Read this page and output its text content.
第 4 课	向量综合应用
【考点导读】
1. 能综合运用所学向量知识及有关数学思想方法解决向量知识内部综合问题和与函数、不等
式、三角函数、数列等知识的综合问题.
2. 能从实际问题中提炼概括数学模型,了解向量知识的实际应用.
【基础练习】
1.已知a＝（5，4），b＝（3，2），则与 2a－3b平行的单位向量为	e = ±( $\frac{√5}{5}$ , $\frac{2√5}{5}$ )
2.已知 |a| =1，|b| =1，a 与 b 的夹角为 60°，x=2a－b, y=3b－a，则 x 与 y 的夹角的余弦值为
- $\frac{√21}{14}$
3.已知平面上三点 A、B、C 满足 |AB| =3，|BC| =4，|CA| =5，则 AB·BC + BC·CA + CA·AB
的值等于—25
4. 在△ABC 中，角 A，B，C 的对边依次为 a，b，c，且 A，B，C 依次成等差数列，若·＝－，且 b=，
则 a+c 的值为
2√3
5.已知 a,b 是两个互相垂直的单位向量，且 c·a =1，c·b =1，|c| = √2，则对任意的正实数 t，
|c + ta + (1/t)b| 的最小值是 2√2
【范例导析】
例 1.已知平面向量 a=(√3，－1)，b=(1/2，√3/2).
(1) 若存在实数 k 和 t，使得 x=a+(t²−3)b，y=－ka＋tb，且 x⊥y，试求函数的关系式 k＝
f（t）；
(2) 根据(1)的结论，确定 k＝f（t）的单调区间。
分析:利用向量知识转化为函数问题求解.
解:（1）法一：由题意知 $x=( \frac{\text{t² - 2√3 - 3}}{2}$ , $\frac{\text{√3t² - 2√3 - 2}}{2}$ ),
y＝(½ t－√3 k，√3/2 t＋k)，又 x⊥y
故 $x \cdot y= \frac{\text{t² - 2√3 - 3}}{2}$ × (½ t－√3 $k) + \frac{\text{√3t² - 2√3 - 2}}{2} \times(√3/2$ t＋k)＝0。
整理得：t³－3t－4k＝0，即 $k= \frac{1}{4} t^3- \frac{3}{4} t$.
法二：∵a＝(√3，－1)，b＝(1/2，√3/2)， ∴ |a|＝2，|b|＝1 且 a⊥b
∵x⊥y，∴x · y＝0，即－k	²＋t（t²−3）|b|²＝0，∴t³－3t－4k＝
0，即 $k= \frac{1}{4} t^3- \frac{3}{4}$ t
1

------------------------------

### [Work to be completed]
Print all of the entries exactly as they are written.

### [Correct answer]
Read this page and output its text content.
第 4 课	向量综合应用
【考点导读】
1. 能综合运用所学向量知识及有关数学思想方法解决向量知识内部综合问题和与函数、不等
式、三角函数、数列等知识的综合问题.
2. 能从实际问题中提炼概括数学模型,了解向量知识的实际应用.
【基础练习】
1.已知a＝（5，4），b＝（3，2），则与 2a－3b平行的单位向量为	e = ±( $\frac{√5}{5}$ , $\frac{2√5}{5}$ )
2.已知 |a| =1，|b| =1，a 与 b 的夹角为 60°，x=2a－b, y=3b－a，则 x 与 y 的夹角的余弦值为
- $\frac{√21}{14}$
3.已知平面上三点 A、B、C 满足 |AB| =3，|BC| =4，|CA| =5，则 AB·BC + BC·CA + CA·AB
的值等于—25
4. 在△ABC 中，角 A，B，C 的对边依次为 a，b，c，且 A，B，C 依次成等差数列，若·＝－，且 b=，
则 a+c 的值为
2√3
5.已知 a,b 是两个互相垂直的单位向量，且 c·a =1，c·b =1，|c| = √2，则对任意的正实数 t，
|c + ta + (1/t)b| 的最小值是 2√2
【范例导析】
例 1.已知平面向量 a=(√3，－1)，b=(1/2，√3/2).
(1) 若存在实数 k 和 t，使得 x=a+(t²−3)b，y=－ka＋tb，且 x⊥y，试求函数的关系式 k＝
f（t）；
(2) 根据(1)的结论，确定 k＝f（t）的单调区间。
分析:利用向量知识转化为函数问题求解.
解:（1）法一：由题意知 $x=( \frac{\text{t² - 2√3 - 3}}{2}$ , $\frac{\text{√3t² - 2√3 - 2}}{2}$ ),
y＝(½ t－√3 k，√3/2 t＋k)，又 x⊥y
故 $x \cdot y= \frac{\text{t² - 2√3 - 3}}{2}$ × (½ t－√3 $k) + \frac{\text{√3t² - 2√3 - 2}}{2} \times(√3/2$ t＋k)＝0。
整理得：t³－3t－4k＝0，即 $k= \frac{1}{4} t^3- \frac{3}{4} t$.
法二：∵a＝(√3，－1)，b＝(1/2，√3/2)， ∴ |a|＝2，|b|＝1 且 a⊥b
∵x⊥y，∴x · y＝0，即－k	²＋t（t²−3）|b|²＝0，∴t³－3t－4k＝
0，即 $k= \frac{1}{4} t^3- \frac{3}{4}$ t
1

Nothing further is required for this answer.